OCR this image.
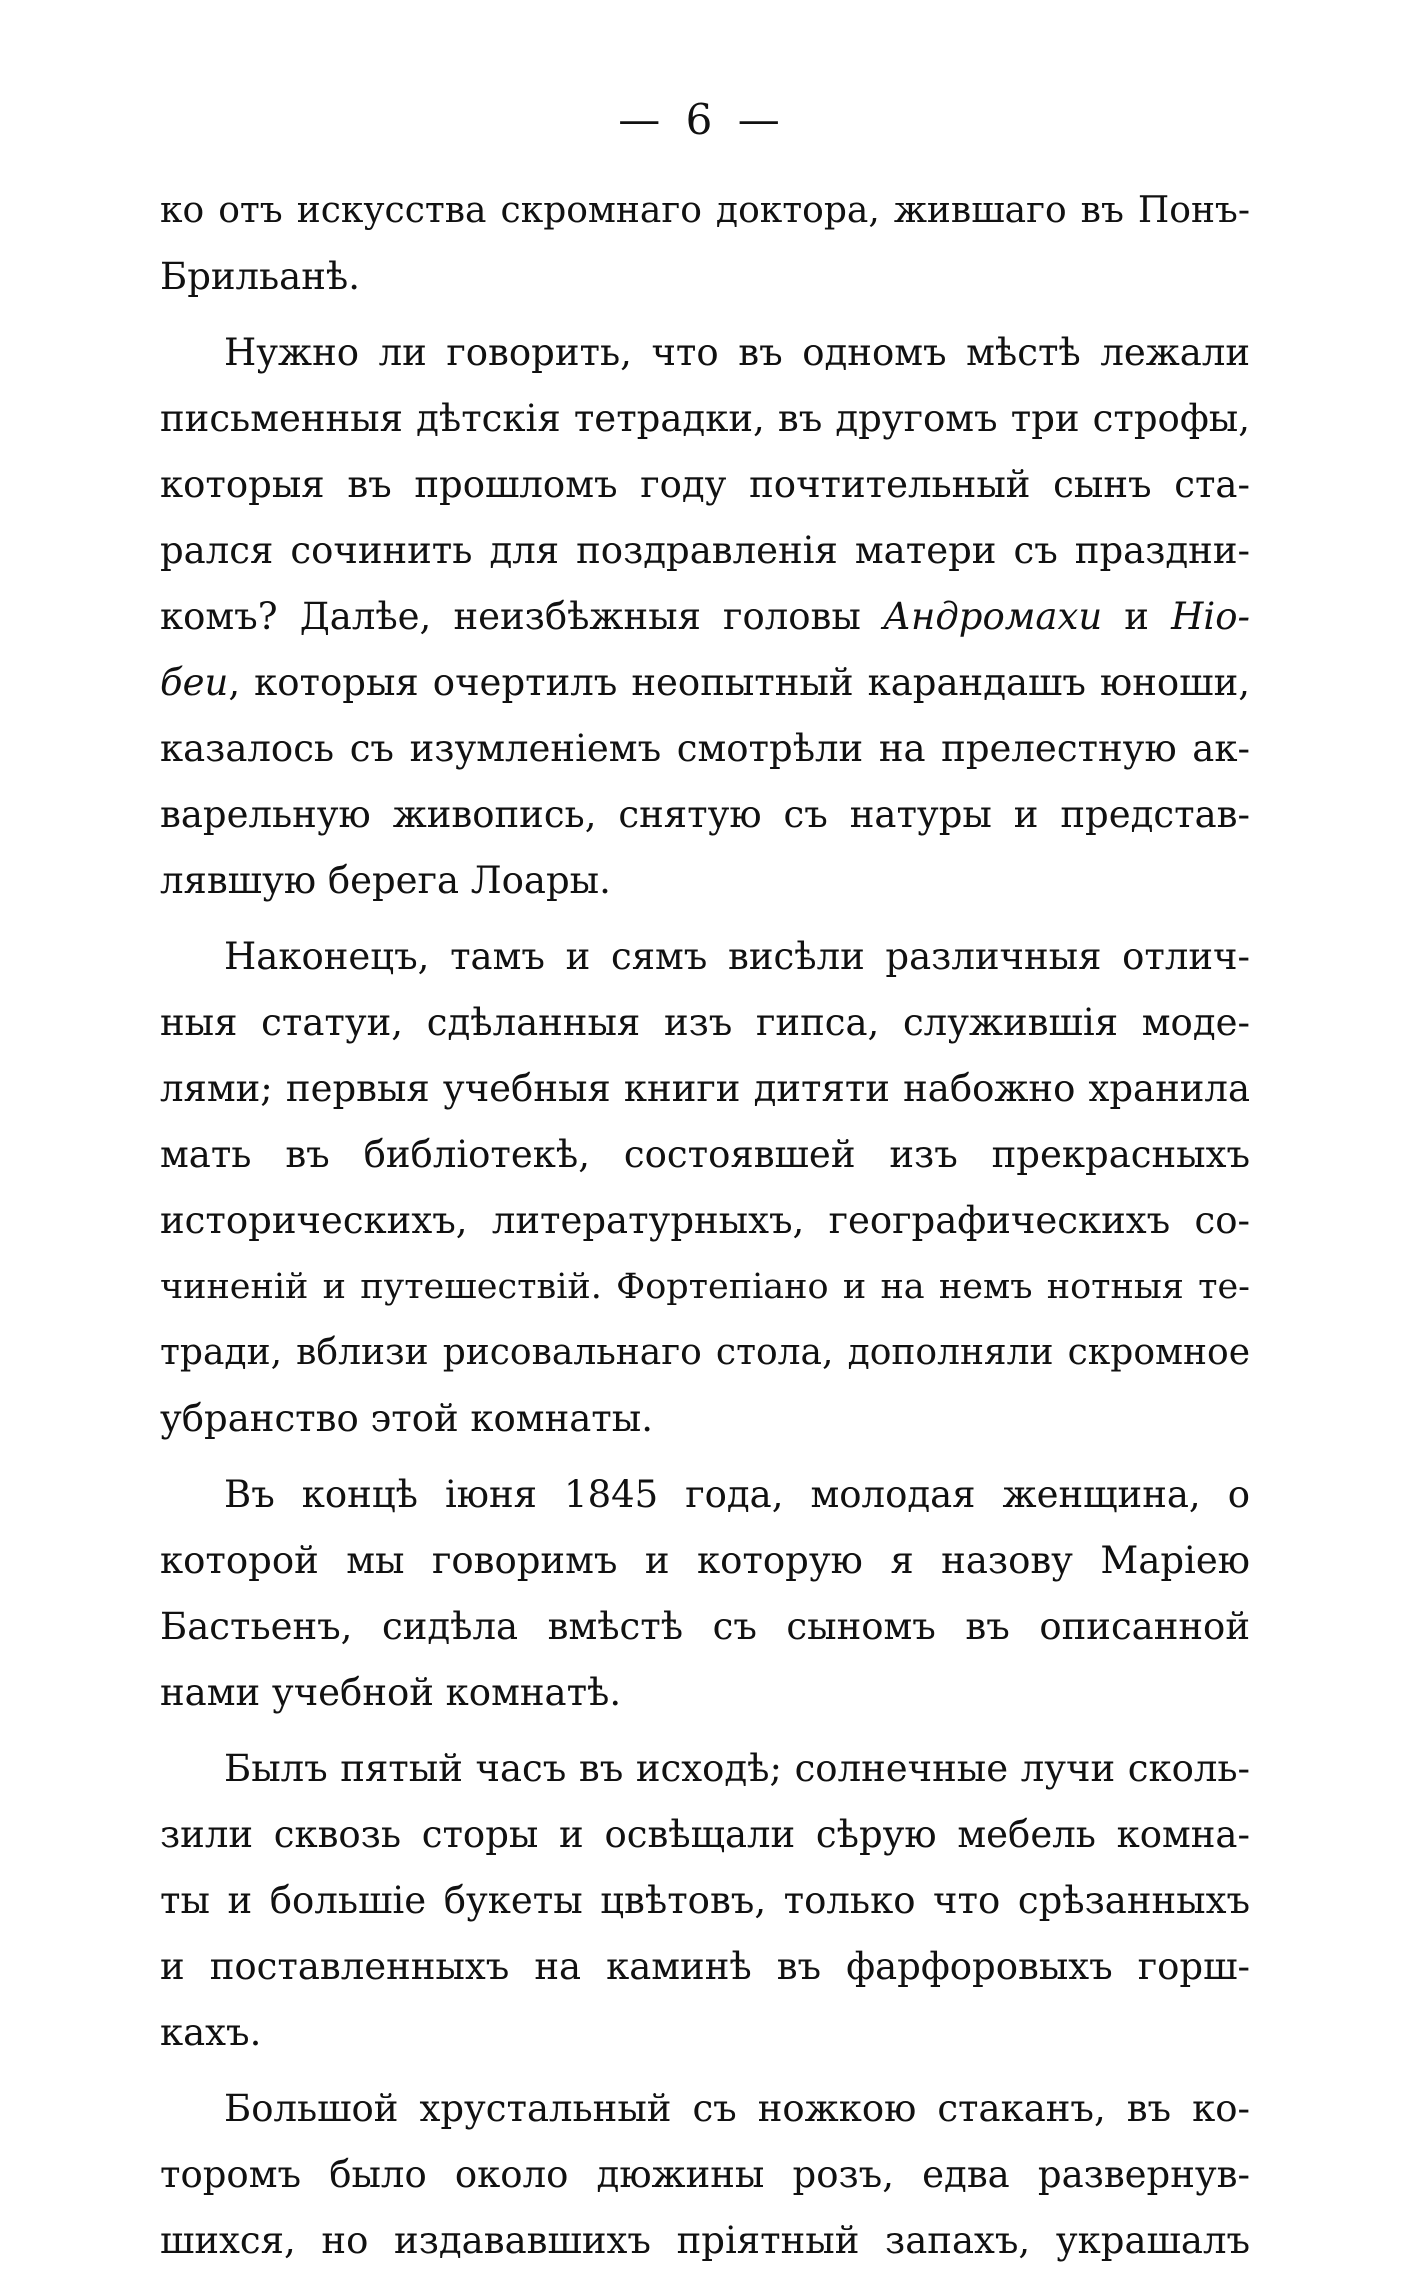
— 6 —
ко отъ искусства скромнаго доктора, жившаго въ Понъ-
Брильанѣ.
Нужно ли говорить, что въ одномъ мѣстѣ лежали
письменныя дѣтскія тетрадки, въ другомъ три строфы,
которыя въ прошломъ году почтительный сынъ ста-
рался сочинить для поздравленія матери съ праздни-
комъ? Далѣе, неизбѣжныя головы Андромахи и Ніо-
беи, которыя очертилъ неопытный карандашъ юноши,
казалось съ изумленіемъ смотрѣли на прелестную ак-
варельную живопись, снятую съ натуры и представ-
лявшую берега Лоары.
Наконецъ, тамъ и сямъ висѣли различныя отлич-
ныя статуи, сдѣланныя изъ гипса, служившія моде-
лями; первыя учебныя книги дитяти набожно хранила
мать въ библіотекѣ, состоявшей изъ прекрасныхъ
историческихъ, литературныхъ, географическихъ со-
чиненій и путешествій. Фортепіано и на немъ нотныя те-
тради, вблизи рисовальнаго стола, дополняли скромное
убранство этой комнаты.
Въ концѣ іюня 1845 года, молодая женщина, о
которой мы говоримъ и которую я назову Маріею
Бастьенъ, сидѣла вмѣстѣ съ сыномъ въ описанной
нами учебной комнатѣ.
Былъ пятый часъ въ исходѣ; солнечные лучи сколь-
зили сквозь сторы и освѣщали сѣрую мебель комна-
ты и большіе букеты цвѣтовъ, только что срѣзанныхъ
и поставленныхъ на каминѣ въ фарфоровыхъ горш-
кахъ.
Большой хрустальный съ ножкою стаканъ, въ ко-
торомъ было около дюжины розъ, едва развернув-
шихся, но издававшихъ пріятный запахъ, украшалъ
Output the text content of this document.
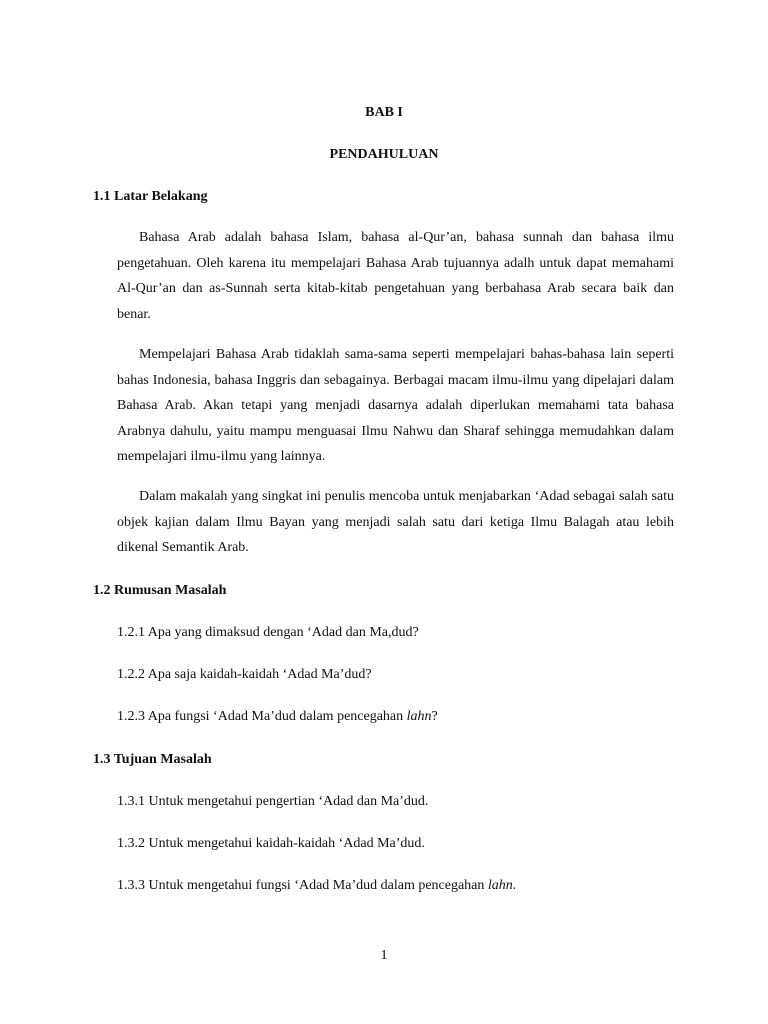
BAB I
PENDAHULUAN
1.1 Latar Belakang
Bahasa Arab adalah bahasa Islam, bahasa al-Qur’an, bahasa sunnah dan bahasa ilmu pengetahuan. Oleh karena itu mempelajari Bahasa Arab tujuannya adalh untuk dapat memahami Al-Qur’an dan as-Sunnah serta kitab-kitab pengetahuan yang berbahasa Arab secara baik dan benar.
Mempelajari Bahasa Arab tidaklah sama-sama seperti mempelajari bahas-bahasa lain seperti bahas Indonesia, bahasa Inggris dan sebagainya. Berbagai macam ilmu-ilmu yang dipelajari dalam Bahasa Arab. Akan tetapi yang menjadi dasarnya adalah diperlukan memahami tata bahasa Arabnya dahulu, yaitu mampu menguasai Ilmu Nahwu dan Sharaf sehingga memudahkan dalam mempelajari ilmu-ilmu yang lainnya.
Dalam makalah yang singkat ini penulis mencoba untuk menjabarkan ‘Adad sebagai salah satu objek kajian dalam Ilmu Bayan yang menjadi salah satu dari ketiga Ilmu Balagah atau lebih dikenal Semantik Arab.
1.2 Rumusan Masalah
1.2.1 Apa yang dimaksud dengan ‘Adad dan Ma,dud?
1.2.2 Apa saja kaidah-kaidah ‘Adad Ma’dud?
1.2.3 Apa fungsi ‘Adad Ma’dud dalam pencegahan lahn?
1.3 Tujuan Masalah
1.3.1 Untuk mengetahui pengertian ‘Adad dan Ma’dud.
1.3.2 Untuk mengetahui kaidah-kaidah ‘Adad Ma’dud.
1.3.3 Untuk mengetahui fungsi ‘Adad Ma’dud dalam pencegahan lahn.
1
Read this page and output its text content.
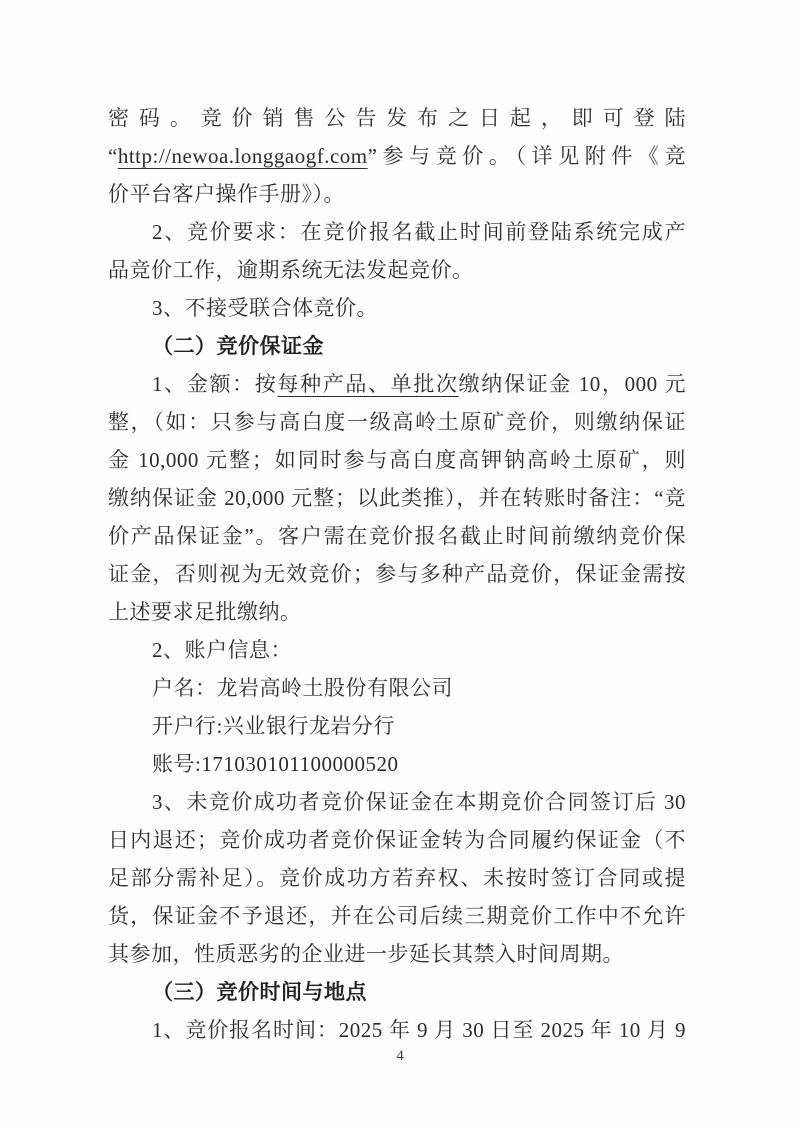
密码。竞价销售公告发布之日起，即可登陆
“http://newoa.longgaogf.com”参与竞价。（详见附件《竞
价平台客户操作手册》）。
2、竞价要求：在竞价报名截止时间前登陆系统完成产
品竞价工作，逾期系统无法发起竞价。
3、不接受联合体竞价。
（二）竞价保证金
1、金额：按每种产品、单批次缴纳保证金 10，000 元
整，（如：只参与高白度一级高岭土原矿竞价，则缴纳保证
金 10,000 元整；如同时参与高白度高钾钠高岭土原矿，则
缴纳保证金 20,000 元整；以此类推），并在转账时备注：“竞
价产品保证金”。客户需在竞价报名截止时间前缴纳竞价保
证金，否则视为无效竞价；参与多种产品竞价，保证金需按
上述要求足批缴纳。
2、账户信息：
户名：龙岩高岭土股份有限公司
开户行:兴业银行龙岩分行
账号:171030101100000520
3、未竞价成功者竞价保证金在本期竞价合同签订后 30
日内退还；竞价成功者竞价保证金转为合同履约保证金（不
足部分需补足）。竞价成功方若弃权、未按时签订合同或提
货，保证金不予退还，并在公司后续三期竞价工作中不允许
其参加，性质恶劣的企业进一步延长其禁入时间周期。
（三）竞价时间与地点
1、竞价报名时间：2025 年 9 月 30 日至 2025 年 10 月 9
4
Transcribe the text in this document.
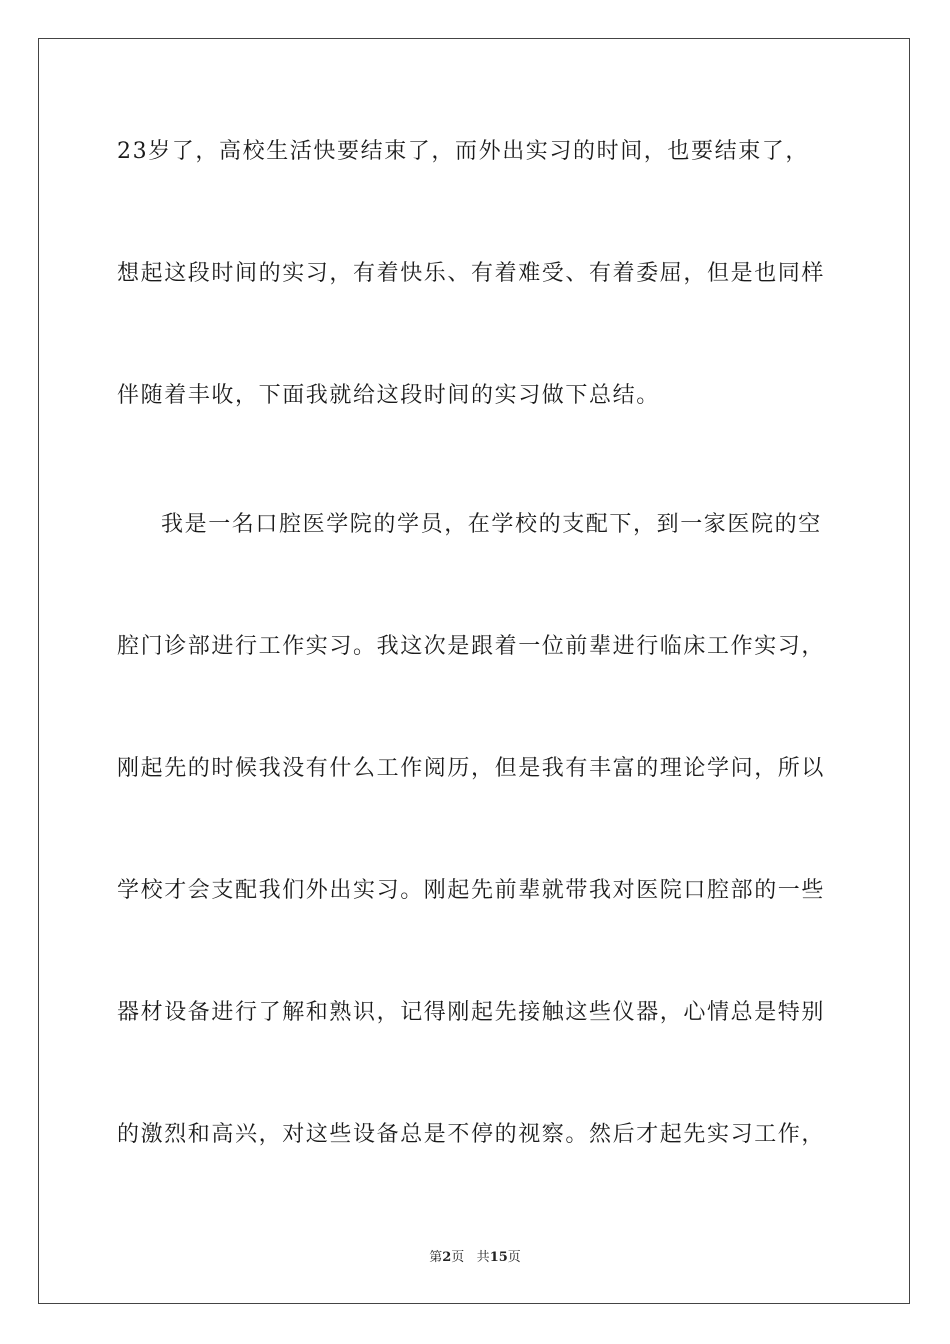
23岁了，高校生活快要结束了，而外出实习的时间，也要结束了，
想起这段时间的实习，有着快乐、有着难受、有着委屈，但是也同样
伴随着丰收，下面我就给这段时间的实习做下总结。
我是一名口腔医学院的学员，在学校的支配下，到一家医院的空
腔门诊部进行工作实习。我这次是跟着一位前辈进行临床工作实习，
刚起先的时候我没有什么工作阅历，但是我有丰富的理论学问，所以
学校才会支配我们外出实习。刚起先前辈就带我对医院口腔部的一些
器材设备进行了解和熟识，记得刚起先接触这些仪器，心情总是特别
的激烈和高兴，对这些设备总是不停的视察。然后才起先实习工作，
第2页 共15页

---+---

### EXERCISE AIM
Everything from the line that contains "Transcribe the text in this document." to the final line of the data is to be duplicated exactly, both ends included, except the pictures.

### TASK ANSWER
Transcribe the text in this document.
23岁了，高校生活快要结束了，而外出实习的时间，也要结束了，
想起这段时间的实习，有着快乐、有着难受、有着委屈，但是也同样
伴随着丰收，下面我就给这段时间的实习做下总结。
我是一名口腔医学院的学员，在学校的支配下，到一家医院的空
腔门诊部进行工作实习。我这次是跟着一位前辈进行临床工作实习，
刚起先的时候我没有什么工作阅历，但是我有丰富的理论学问，所以
学校才会支配我们外出实习。刚起先前辈就带我对医院口腔部的一些
器材设备进行了解和熟识，记得刚起先接触这些仪器，心情总是特别
的激烈和高兴，对这些设备总是不停的视察。然后才起先实习工作，
第2页 共15页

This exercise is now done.